* [Tâches à réaliser]
[A] Répondez à ces questions d'après la conclusion sur la presse satirique africaine :
(i) Depuis combien de temps l'intérêt pour la presse satirique africaine est-il porté ?
(ii) Autour de quoi le lectorat de ces journaux se fonde-t-il essentiellement ?
(iii) Quelle première langue, associée à des langues africaines, est à l'origine de la langue utilisée dans ces journaux ?
[B] Pour chaque affirmation, indiquez si elle concorde avec la conclusion sur la presse satirique africaine, en citant les mots qui tranchent :
(i) Le lectorat se fonde essentiellement autour des images publiées dans ces journaux.
(ii) La langue fonde la dimension collective de l'identité.
(iii) L'interrogation intellectuelle sur l'Afrique est présentée comme un univers largement exploré.

* [Texte fourni]
CONCLUSION GENERALE

Vers une théorie de la satire africaine 

Nous voici au terme de cette réflexion. L’intérêt que nous avons porté, ces quatre dernières années, à la presse satirique africaine, est à la fois l’aboutissement d’un questionnement primaire pour comprendre ce qui fonde le succès de ces journaux, et une manière, pour nous, de participer aux efforts de construction de nos pays. L’interrogation intellectuelle constitue encore un univers peu exploré, lorsque l’on s’intéresse à l’Afrique. Notre travail aura démontré les limites des études consacrées à ce continent. Nous espérons, néanmoins, que le nombre grandissant des étudiants issus de cette partie du monde, encore méconnue, contribuera à démultiplier les sujets qui nous touchent, plus ou moins directement. Pour notre cas, nous souhaitons que cette réflexion puisse questionner la notion de l’identité, au moment où mondialisation et globalisation tentent d’enfermer le monde dans un modèle quasi-unique et nivelé par les pays occidentaux.

L’étude de l’identité pose indiscutablement celle de la culture. Tout au long de cette thèse, nous aurons remarqué que le lectorat se fonde, essentiellement, autour de la langue utilisée dans ces journaux. L’appartenance à cette culture signifie la détention d’une clef, la maîtrise d’un savoir partagé avec les autres membres de cette communauté de lecteurs.

B. Lamizet 207 le montre assez bien : c’est la culture, par ses pratiques et ses formes, qui permet d’inscrire le sujet dans un lien avec les autres qui revendiquent et expriment une appartenance commune. L’identité est alors une médiation qui construit notre sociabilité, et la culture fait partie de ces lieux symboliques de cette sociabilité. C’est en ce sens que l’on peut parler de médiation culturelle. Définir la culture comme une médiation symbolique de l’appartenance sociale 208 , c’est assurer qu’il s’agit bien d’un lieu où le sujet prend conscience de son appartenance à une société avec laquelle il partage, entre autres, une langue.

‘« La problématique de l’identité permet de rendre raison de façon complexe de la différence saussurienne entre langue et parole : la langue permet de reconnaître l’identité, à la différence de la parole, médiation symbolique de l’existence. La différence saussurienne entre langue et parole représente, à un premier degré, la différence entre la dimension collective et institutionnelle de la langue, qui représente un savoir et une institution, et la dimension singulière de la parole, qui représente l’appropriation de ce savoir et de cette institution par le sujet de la langue qui lui confère une réalité pratique dans la relation à l’autre, hic et nunc » 209 .’

La langue fonde donc la dimension collective de l’identité, alors que la parole s’inscrit dans une expérience individuelle du sujet. C’est justement là tout le problème de la distinction fondatrice de Saussure entre langue et parole lorsque nous l’envisageons en application à l’Afrique et notamment à notre objet d’étude. En effet, la langue utilisée dans ces journaux découle de l’appropriation individuelle d’une première langue qu’est le français, associé à des langues africaines. La mention « lire à haute voix » ou l’usage de vocables locaux dans l’écriture de cette presse, montrent bien le passage « par la case parole » avant de terminer par une nouvelle langue : en somme, il s’agit, au départ, d’une parole qui fonde, ici, la dimension collective de l’appartenance, même si cette parole s’avère être une langue nouvelle à l’arrivée.

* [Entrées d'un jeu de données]
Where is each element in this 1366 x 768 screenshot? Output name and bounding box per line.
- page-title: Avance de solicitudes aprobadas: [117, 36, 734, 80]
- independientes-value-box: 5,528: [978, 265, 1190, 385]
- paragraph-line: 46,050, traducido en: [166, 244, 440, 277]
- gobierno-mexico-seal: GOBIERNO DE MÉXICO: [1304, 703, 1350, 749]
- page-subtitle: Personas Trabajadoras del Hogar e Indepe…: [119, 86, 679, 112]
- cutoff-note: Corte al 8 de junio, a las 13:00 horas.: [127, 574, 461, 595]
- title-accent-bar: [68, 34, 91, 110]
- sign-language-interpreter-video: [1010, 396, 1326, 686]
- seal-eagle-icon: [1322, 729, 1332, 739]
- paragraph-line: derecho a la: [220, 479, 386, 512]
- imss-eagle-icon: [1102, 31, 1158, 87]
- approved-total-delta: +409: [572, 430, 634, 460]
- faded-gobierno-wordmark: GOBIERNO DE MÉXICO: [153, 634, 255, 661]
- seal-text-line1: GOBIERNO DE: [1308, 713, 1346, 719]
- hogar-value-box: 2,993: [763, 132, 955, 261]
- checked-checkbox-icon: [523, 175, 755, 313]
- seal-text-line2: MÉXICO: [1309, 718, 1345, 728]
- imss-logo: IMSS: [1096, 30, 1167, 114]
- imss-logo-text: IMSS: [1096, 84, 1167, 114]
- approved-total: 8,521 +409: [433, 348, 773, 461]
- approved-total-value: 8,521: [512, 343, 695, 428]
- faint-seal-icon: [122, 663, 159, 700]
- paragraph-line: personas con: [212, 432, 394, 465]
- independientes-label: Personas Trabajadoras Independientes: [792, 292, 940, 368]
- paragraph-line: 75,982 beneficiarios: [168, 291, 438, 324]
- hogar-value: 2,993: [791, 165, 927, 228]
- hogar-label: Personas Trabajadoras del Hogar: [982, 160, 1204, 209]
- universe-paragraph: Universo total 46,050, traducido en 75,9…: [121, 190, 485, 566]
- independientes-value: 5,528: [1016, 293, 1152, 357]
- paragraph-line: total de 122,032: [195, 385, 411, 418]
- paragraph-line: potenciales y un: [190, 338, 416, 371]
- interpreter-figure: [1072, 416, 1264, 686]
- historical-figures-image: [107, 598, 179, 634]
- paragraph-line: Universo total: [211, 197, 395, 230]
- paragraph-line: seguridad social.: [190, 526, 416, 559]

* [Réponses aux tâches]
[A]
(i) Depuis quatre ans : l'intérêt est porté « ces quatre dernières années ».
(ii) Autour de la langue utilisée dans ces journaux.
(iii) Le français.

[B]
(i) Non : « le lectorat se fonde, essentiellement, autour de la langue utilisée dans ces journaux ».
(ii) Oui : « La langue fonde donc la dimension collective de l’identité ».
(iii) Non : « L’interrogation intellectuelle constitue encore un univers peu exploré, lorsque l’on s’intéresse à l’Afrique ».